Zu bearbeitende Aufgaben –
a - Auf welchen Platz im olympischen Medaillenranking hat sich China laut dem Lesetext vorgeschoben?
b - Übersetze folgenden Satz aus dem Lesetext ins Englische: „Das chinesische Para-Wintersport-Team ist bislang noch nicht wirklich in Erscheinung getreten.“
c - Drucke den Abschnitt des Lesetexts unverändert ab, der bei „Sind die Spiele“ beginnt und bei „mit sich brachten.“ endet.

Lesetext –
┌──
Blicken wir auf das Gastgeberland China, das sich im olympischen Medaillenranking auf Platz drei nach oben katapultiert hat, nachdem es in der Vergangenheit bei Winterspielen unter ferner Liefen rangierte. Erwartest Du im Para-Wintersport eine ähnliche Steigerung?

Das chinesische Para-Wintersport-Team ist bislang noch nicht wirklich in Erscheinung getreten. Ich wage zwar vorauszusagen, dass es mehr wird als die bisherige eine Medaille, aber ich erwarte hier keine Erfolgssteigerung wie bei den Olympischen Spielen. Auch wenn ich annehme, dass die Chinesen viel Geld investiert haben.

Sind die Spiele trotz aller Kritik an der Vergabe nach China dennoch eine Chance für den paralympischen Sport im Reich der Mitte?

In der heutigen Zeit muss es überall so viel mehr um Nachhaltigkeit gehen – allein beim Bau und der weiteren Nutzung der Wettkampfstätten. Was den Bezug auf Menschen mit Behinderung anbelangt, würde ich mir natürlich eine nachhaltige Wirkung wünschen. Aber ehrlich gesagt erwarte ich nicht allzu viel, denn wir haben die Erfahrung von den Sommerspielen in Peking 2008, die keine langfristige Veränderung mit sich brachten.
└──
Bereitgestellte Einträge –
┌──
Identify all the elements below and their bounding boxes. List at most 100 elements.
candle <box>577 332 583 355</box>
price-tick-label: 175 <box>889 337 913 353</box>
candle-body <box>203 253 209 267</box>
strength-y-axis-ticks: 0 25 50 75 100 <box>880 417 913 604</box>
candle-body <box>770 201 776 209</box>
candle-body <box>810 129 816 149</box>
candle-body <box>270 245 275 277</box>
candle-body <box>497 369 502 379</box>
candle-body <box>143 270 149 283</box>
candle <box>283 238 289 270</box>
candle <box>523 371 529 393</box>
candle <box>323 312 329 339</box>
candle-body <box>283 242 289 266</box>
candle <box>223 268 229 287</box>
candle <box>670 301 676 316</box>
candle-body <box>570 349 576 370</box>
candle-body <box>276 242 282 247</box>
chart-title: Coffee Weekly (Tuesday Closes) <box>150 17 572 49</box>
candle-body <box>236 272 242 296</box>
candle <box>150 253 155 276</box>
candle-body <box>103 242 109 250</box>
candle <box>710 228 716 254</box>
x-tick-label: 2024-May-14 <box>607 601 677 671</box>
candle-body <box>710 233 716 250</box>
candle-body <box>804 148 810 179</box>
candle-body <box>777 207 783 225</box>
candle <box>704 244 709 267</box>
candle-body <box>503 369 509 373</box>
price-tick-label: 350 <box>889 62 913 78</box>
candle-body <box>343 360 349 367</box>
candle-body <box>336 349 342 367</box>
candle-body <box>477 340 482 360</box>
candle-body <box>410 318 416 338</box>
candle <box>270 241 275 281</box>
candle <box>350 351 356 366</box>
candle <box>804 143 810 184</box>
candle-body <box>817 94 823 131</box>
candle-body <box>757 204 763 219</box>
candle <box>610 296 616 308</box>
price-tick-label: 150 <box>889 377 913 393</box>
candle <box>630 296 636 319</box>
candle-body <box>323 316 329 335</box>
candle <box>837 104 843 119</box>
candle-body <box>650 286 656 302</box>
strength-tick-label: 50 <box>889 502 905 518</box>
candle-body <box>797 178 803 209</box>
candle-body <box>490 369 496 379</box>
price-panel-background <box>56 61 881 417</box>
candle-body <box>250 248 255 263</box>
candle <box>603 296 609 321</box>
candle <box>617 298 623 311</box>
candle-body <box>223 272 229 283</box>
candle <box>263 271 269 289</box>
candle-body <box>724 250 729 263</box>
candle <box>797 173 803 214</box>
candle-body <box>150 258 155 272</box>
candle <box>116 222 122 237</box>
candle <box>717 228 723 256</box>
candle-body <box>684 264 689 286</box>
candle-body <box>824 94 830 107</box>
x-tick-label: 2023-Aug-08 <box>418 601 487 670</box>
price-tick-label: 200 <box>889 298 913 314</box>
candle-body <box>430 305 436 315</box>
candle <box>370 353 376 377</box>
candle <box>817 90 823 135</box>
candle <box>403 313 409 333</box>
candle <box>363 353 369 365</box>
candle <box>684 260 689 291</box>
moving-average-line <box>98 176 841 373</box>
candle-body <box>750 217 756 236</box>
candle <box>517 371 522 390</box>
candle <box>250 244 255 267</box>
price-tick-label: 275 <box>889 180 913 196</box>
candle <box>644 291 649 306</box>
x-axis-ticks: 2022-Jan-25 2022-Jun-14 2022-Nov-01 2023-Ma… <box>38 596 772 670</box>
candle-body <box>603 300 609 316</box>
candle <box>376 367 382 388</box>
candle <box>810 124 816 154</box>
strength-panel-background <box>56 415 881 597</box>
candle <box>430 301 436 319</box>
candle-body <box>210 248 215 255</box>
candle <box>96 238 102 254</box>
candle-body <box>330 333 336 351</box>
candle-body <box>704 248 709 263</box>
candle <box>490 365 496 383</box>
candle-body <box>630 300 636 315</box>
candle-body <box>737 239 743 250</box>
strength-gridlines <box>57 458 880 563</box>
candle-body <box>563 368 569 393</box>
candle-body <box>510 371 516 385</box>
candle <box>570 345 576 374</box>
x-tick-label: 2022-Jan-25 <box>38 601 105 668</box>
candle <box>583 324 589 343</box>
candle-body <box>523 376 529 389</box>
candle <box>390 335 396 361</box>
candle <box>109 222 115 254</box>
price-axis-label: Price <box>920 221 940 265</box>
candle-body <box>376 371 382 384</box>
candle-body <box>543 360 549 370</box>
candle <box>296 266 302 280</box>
└──
Lösungen –
a - Auf Platz drei.

b - The Chinese Para winter sports team has not really made its mark so far.

c -
Sind die Spiele trotz aller Kritik an der Vergabe nach China dennoch eine Chance für den paralympischen Sport im Reich der Mitte?

In der heutigen Zeit muss es überall so viel mehr um Nachhaltigkeit gehen – allein beim Bau und der weiteren Nutzung der Wettkampfstätten. Was den Bezug auf Menschen mit Behinderung anbelangt, würde ich mir natürlich eine nachhaltige Wirkung wünschen. Aber ehrlich gesagt erwarte ich nicht allzu viel, denn wir haben die Erfahrung von den Sommerspielen in Peking 2008, die keine langfristige Veränderung mit sich brachten.